**WHAT THE TASK REQUIRES:** Search the material below for the string "kind" and list each line that holds it.

**SUPPLIED DATA:**
-.-.-

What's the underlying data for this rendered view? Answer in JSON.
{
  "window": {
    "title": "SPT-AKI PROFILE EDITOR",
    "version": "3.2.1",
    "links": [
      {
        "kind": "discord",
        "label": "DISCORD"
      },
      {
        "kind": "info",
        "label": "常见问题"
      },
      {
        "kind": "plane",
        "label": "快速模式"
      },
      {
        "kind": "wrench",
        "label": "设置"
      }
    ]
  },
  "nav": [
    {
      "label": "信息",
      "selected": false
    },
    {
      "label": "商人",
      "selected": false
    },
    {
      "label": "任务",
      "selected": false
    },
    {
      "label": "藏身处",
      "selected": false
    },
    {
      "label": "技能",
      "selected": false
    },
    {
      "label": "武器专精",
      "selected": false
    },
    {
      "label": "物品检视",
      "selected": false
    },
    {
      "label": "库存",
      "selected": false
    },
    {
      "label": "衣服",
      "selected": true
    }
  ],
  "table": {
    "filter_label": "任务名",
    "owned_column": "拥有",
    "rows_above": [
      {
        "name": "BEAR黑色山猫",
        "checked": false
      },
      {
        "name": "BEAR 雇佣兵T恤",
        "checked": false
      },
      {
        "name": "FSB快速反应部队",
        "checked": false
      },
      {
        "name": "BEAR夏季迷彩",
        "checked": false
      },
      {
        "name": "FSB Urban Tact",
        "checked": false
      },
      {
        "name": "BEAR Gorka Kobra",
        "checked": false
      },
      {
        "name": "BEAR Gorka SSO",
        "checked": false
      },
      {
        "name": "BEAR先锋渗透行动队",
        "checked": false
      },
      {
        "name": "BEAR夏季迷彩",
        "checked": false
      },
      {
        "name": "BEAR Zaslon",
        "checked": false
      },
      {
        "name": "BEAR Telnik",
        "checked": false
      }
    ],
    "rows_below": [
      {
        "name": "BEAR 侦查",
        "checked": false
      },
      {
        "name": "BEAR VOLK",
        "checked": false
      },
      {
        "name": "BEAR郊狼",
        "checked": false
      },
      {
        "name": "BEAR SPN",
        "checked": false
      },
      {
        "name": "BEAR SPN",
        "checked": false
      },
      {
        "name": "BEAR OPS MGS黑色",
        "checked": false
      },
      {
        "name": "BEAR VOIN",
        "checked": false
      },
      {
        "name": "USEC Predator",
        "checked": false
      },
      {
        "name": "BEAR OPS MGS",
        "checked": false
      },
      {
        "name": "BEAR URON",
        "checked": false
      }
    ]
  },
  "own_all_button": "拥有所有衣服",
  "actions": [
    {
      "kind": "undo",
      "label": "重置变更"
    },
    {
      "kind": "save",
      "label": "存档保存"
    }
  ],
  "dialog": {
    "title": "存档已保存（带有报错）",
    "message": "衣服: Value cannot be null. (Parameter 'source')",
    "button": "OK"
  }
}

-.-.-

**ANSWER BELOW:**
        "kind": "discord",
        "kind": "info",
        "kind": "plane",
        "kind": "wrench",
      "kind": "undo",
      "kind": "save",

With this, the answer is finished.